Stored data
• • • • • • •
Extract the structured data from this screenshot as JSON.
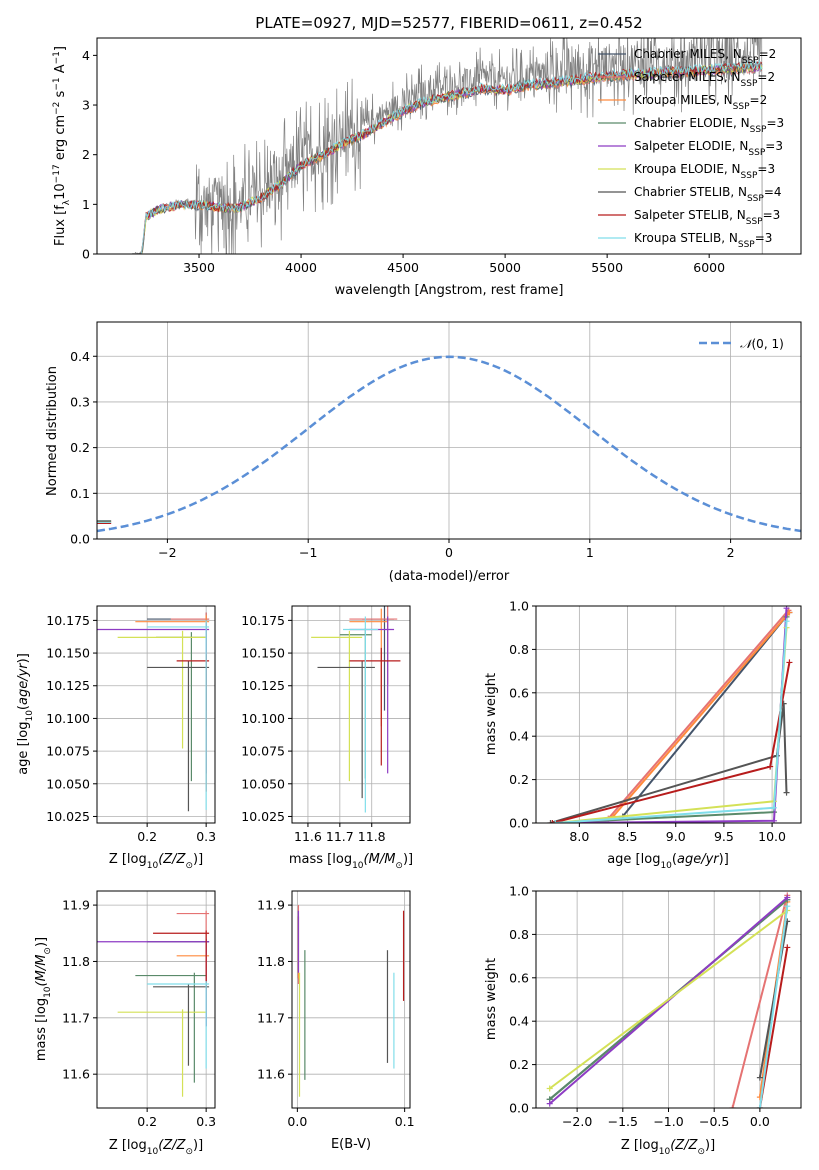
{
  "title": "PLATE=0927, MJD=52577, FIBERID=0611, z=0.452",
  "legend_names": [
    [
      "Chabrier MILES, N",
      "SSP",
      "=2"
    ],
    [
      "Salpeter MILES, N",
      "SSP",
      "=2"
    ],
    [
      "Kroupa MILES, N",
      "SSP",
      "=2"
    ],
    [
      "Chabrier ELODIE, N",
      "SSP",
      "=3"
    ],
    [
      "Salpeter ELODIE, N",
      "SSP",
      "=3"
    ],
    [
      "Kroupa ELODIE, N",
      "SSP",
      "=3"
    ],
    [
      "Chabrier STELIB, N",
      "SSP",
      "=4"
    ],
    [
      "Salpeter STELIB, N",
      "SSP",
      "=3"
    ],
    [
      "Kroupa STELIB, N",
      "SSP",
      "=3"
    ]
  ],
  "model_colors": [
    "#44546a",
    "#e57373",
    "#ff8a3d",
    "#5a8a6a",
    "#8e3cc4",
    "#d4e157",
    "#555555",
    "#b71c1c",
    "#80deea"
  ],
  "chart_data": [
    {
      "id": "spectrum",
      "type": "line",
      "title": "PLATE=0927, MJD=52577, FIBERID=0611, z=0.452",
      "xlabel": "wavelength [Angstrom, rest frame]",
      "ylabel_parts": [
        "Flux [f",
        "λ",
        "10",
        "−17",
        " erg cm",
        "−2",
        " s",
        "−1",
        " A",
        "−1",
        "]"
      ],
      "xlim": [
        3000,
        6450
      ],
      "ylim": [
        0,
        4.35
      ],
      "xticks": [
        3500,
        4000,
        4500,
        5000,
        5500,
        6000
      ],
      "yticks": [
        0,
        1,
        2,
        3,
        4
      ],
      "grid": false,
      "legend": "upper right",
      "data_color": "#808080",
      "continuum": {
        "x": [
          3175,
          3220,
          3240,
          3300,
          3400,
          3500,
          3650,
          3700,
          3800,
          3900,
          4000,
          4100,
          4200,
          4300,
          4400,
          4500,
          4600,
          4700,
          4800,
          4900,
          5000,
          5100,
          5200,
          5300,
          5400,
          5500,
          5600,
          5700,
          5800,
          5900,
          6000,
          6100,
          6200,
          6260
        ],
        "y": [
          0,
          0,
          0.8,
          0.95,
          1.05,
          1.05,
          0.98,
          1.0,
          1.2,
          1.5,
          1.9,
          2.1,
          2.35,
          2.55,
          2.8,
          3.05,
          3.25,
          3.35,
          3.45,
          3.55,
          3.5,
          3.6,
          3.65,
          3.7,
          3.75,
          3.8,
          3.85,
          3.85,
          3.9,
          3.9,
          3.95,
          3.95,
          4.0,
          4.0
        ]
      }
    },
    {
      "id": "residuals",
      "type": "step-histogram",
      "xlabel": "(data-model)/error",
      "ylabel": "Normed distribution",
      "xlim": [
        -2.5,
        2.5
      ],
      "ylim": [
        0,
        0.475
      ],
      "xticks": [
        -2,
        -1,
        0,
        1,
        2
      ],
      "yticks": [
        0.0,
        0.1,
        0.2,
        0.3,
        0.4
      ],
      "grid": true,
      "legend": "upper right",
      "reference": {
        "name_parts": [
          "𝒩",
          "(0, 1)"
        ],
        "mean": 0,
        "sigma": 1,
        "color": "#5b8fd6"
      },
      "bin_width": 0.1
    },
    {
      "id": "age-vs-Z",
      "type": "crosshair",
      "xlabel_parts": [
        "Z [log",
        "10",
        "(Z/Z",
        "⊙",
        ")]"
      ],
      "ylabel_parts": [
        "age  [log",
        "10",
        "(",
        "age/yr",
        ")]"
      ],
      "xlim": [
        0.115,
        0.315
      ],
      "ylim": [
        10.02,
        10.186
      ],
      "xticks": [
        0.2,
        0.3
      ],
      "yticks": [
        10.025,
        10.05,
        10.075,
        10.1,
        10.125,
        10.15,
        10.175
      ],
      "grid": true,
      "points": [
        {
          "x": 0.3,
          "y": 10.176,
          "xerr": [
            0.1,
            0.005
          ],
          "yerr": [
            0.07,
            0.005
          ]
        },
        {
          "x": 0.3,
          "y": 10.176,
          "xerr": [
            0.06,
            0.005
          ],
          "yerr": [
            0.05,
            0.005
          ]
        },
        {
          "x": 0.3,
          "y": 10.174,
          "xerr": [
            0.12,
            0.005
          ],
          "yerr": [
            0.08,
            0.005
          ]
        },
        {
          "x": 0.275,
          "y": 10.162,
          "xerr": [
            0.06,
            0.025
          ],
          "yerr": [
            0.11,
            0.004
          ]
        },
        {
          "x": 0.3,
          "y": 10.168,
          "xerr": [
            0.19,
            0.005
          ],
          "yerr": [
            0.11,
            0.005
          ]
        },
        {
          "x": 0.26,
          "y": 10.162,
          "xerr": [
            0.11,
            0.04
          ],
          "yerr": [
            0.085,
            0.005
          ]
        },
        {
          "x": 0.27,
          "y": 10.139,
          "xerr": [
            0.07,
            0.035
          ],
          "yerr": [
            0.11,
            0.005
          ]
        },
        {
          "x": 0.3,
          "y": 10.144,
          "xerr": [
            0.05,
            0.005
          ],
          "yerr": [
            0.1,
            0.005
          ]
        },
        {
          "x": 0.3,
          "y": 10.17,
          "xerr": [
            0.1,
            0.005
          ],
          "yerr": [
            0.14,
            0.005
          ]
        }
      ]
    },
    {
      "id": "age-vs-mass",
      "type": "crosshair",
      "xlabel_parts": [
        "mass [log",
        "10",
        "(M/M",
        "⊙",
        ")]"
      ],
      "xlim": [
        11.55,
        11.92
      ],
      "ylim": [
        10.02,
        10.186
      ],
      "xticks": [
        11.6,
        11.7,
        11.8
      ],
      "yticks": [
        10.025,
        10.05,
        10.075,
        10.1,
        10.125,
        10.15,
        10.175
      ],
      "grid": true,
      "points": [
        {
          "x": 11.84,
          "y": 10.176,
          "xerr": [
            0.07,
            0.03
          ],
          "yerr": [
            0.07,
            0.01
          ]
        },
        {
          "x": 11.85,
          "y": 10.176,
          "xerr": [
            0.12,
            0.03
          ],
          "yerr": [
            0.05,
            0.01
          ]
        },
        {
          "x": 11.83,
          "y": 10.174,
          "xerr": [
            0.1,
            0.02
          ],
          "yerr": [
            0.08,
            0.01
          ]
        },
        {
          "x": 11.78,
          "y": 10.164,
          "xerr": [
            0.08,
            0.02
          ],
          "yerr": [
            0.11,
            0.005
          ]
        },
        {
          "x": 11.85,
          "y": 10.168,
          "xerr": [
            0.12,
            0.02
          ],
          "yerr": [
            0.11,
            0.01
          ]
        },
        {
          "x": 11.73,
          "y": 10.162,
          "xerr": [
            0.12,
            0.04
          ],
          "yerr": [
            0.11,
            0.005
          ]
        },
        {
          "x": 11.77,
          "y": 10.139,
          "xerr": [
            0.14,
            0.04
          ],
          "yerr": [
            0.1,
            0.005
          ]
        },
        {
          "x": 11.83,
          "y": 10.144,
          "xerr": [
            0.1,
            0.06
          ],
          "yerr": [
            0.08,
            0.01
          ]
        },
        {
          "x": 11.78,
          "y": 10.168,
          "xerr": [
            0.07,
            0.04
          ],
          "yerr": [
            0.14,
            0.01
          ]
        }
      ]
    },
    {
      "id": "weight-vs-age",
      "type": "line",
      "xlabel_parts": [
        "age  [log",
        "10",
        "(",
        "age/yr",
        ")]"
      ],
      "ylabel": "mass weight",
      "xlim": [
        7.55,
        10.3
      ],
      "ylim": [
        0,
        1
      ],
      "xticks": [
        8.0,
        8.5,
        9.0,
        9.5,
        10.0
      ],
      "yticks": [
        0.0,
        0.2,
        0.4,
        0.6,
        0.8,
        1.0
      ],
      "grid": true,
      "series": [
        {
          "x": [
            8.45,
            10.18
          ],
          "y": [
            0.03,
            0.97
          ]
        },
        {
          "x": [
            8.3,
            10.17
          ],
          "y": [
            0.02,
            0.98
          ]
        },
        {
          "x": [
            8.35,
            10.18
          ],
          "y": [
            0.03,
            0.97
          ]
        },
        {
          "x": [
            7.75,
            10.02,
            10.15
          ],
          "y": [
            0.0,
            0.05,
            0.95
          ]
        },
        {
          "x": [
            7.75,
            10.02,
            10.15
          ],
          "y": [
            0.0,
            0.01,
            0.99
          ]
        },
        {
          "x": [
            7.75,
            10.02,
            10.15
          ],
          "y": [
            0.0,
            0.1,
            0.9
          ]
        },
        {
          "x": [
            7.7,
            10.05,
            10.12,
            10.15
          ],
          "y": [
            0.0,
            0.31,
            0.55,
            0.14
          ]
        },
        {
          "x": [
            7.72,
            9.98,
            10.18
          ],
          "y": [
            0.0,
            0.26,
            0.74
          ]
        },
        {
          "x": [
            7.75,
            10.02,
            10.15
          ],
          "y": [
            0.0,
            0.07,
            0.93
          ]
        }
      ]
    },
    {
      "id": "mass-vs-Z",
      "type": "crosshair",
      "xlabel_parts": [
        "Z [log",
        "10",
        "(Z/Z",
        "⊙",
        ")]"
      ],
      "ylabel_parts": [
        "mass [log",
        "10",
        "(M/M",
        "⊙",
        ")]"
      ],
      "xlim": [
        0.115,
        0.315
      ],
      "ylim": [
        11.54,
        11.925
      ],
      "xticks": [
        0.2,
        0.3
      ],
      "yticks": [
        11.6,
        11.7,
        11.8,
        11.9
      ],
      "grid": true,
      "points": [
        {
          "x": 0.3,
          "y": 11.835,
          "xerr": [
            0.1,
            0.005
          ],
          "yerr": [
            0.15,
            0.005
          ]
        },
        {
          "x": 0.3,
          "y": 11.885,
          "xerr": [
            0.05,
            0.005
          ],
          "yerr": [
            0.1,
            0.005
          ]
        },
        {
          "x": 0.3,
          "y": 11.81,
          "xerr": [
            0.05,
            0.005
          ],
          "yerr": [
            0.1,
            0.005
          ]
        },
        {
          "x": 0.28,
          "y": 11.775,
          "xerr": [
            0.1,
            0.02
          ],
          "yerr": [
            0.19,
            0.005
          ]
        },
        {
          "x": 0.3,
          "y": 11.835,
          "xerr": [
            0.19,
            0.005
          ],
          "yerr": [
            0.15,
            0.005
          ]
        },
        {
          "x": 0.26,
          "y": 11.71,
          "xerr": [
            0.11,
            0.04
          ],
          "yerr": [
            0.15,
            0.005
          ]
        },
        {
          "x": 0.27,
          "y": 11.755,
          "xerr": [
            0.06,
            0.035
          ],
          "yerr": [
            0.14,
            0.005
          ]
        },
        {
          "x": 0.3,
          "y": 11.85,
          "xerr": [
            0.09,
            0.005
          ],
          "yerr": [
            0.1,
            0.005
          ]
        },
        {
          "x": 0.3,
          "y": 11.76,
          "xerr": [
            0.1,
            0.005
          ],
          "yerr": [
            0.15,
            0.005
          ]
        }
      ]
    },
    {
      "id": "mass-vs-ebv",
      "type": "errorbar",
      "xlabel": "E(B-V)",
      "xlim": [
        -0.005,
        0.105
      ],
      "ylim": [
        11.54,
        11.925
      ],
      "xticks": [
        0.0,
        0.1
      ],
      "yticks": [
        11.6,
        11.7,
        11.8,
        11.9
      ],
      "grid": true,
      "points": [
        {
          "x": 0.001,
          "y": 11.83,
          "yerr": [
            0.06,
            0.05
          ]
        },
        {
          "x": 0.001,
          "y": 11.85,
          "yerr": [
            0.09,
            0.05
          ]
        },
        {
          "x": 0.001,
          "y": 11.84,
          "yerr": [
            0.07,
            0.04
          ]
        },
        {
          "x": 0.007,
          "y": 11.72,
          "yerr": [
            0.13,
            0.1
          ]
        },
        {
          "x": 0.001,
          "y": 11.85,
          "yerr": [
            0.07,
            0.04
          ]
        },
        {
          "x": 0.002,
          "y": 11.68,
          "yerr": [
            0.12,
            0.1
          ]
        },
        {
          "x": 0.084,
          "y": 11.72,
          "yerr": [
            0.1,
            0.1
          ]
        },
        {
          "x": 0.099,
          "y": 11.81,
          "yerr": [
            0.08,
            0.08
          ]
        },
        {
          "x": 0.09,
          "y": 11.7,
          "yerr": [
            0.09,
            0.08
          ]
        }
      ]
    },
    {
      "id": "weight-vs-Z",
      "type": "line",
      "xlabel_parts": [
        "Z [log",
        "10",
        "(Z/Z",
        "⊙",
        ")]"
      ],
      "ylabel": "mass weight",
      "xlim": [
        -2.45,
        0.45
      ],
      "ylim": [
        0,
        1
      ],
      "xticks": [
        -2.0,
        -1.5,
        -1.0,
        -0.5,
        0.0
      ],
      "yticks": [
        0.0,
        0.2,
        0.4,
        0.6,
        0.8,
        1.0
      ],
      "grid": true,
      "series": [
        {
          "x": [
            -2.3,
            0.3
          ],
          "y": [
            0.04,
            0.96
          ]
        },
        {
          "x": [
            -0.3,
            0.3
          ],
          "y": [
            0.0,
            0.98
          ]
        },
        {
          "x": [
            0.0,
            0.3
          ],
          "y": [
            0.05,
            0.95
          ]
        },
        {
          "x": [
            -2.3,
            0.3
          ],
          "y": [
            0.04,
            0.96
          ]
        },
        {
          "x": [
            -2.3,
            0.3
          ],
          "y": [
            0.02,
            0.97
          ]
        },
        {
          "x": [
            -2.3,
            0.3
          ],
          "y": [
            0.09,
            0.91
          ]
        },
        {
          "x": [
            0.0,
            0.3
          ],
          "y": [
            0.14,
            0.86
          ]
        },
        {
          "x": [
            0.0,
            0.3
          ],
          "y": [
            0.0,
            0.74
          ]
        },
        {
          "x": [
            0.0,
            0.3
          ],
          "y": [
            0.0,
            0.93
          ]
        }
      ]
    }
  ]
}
• • • • • • •
• EXERCISE INSTRUCTIONS: From the records above, pull out every line containing the word "ELODIE".

• COMPLETE RESPONSE:
      "Chabrier ELODIE, N",
      "Salpeter ELODIE, N",
      "Kroupa ELODIE, N",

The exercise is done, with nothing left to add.